> _Goal_: Find the lines holding "properties" and copy them.

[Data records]

==================================================

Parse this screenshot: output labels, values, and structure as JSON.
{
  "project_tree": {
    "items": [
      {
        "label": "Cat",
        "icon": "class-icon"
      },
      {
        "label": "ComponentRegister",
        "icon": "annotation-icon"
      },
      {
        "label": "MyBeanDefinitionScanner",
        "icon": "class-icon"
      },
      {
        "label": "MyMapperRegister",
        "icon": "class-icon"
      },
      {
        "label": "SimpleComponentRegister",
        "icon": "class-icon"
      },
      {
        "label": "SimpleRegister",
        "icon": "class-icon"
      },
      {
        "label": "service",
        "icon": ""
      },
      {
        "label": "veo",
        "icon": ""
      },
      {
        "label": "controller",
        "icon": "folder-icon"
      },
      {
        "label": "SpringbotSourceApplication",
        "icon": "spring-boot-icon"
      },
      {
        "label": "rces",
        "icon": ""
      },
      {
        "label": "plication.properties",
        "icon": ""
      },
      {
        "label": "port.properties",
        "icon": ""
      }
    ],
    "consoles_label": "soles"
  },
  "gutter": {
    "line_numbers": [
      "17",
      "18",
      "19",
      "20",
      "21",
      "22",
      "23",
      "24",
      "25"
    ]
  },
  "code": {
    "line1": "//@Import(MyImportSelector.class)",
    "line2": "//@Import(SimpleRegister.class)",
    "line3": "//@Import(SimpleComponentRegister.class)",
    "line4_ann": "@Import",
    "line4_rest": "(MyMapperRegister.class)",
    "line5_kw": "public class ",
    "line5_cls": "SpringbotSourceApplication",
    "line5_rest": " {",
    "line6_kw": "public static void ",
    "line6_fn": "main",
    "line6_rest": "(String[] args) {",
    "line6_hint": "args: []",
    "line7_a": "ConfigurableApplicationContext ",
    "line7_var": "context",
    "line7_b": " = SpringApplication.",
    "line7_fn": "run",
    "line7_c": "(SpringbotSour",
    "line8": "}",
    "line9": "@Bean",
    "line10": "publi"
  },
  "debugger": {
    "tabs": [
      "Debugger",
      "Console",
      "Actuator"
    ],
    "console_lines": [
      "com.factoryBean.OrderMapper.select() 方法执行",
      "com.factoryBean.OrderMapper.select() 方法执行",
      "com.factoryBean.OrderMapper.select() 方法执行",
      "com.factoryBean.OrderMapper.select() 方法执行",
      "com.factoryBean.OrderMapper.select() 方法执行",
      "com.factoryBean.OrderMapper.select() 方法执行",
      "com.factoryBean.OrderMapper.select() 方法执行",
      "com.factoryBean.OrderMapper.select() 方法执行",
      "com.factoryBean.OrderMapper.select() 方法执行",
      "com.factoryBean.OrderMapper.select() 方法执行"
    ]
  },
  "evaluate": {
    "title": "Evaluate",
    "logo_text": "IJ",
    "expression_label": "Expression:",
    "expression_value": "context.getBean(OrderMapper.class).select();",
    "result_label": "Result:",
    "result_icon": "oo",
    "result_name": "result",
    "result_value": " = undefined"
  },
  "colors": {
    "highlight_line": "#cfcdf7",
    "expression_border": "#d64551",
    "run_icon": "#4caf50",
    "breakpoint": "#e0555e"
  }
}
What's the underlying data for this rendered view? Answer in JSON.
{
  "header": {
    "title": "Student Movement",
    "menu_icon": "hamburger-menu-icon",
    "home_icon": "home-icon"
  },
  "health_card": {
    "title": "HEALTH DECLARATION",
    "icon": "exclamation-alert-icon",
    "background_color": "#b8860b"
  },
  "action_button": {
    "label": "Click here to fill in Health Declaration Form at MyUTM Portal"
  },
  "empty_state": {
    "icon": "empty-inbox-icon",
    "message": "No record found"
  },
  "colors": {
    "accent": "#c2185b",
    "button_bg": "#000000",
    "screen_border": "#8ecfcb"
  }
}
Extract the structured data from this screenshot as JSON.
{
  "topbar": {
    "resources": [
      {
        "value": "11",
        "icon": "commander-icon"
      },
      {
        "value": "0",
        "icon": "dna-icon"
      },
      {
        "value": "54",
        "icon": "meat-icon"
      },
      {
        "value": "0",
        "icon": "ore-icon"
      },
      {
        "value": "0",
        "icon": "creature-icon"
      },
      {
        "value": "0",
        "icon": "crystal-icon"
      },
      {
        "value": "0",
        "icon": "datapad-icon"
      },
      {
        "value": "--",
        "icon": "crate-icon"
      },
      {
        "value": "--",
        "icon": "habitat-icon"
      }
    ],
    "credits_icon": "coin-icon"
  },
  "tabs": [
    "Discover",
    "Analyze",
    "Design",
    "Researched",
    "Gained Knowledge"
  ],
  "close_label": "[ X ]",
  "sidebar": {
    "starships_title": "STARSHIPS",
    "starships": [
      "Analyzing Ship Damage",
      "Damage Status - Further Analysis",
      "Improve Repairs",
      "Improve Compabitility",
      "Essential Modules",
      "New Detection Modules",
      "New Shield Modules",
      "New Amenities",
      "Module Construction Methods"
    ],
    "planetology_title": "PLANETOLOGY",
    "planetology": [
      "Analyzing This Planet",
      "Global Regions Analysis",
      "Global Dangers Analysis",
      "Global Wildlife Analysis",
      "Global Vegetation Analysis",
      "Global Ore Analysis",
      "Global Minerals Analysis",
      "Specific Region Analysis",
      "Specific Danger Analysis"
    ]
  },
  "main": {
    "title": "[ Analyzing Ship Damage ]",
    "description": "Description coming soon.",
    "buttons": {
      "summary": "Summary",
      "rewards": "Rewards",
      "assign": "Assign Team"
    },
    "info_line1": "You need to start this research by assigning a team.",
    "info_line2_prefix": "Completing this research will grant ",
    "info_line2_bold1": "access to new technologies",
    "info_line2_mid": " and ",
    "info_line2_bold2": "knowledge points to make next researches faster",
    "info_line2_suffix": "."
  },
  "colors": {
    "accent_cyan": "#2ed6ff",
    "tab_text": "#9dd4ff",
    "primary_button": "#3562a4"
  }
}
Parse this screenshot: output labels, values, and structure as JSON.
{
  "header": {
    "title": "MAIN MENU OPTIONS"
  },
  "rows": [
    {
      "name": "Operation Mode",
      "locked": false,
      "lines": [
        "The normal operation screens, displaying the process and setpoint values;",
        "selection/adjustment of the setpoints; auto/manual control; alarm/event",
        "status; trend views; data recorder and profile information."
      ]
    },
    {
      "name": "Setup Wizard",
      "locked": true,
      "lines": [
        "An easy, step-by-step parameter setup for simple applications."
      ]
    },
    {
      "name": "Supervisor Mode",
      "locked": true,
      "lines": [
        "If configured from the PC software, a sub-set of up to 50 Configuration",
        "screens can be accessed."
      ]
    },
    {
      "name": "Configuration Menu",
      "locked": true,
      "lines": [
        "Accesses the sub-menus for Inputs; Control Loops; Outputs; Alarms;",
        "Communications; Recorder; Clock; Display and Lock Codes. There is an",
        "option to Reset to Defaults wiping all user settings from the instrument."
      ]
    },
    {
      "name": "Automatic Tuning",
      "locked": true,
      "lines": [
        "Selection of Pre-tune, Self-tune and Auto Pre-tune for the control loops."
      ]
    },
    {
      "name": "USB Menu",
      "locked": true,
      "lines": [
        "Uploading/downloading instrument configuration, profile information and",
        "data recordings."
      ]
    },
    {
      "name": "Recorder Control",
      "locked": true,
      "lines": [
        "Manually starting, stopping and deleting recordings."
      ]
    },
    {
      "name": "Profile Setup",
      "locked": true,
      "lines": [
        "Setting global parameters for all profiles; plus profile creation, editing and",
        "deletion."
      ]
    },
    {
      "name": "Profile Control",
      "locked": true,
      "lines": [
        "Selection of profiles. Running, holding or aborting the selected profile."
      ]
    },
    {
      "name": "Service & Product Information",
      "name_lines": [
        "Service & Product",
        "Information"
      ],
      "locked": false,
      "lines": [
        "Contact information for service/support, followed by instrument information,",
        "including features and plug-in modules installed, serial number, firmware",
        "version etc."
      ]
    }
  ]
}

==================================================

> _Answer to this problem_:
        "label": "plication.properties",
        "label": "port.properties",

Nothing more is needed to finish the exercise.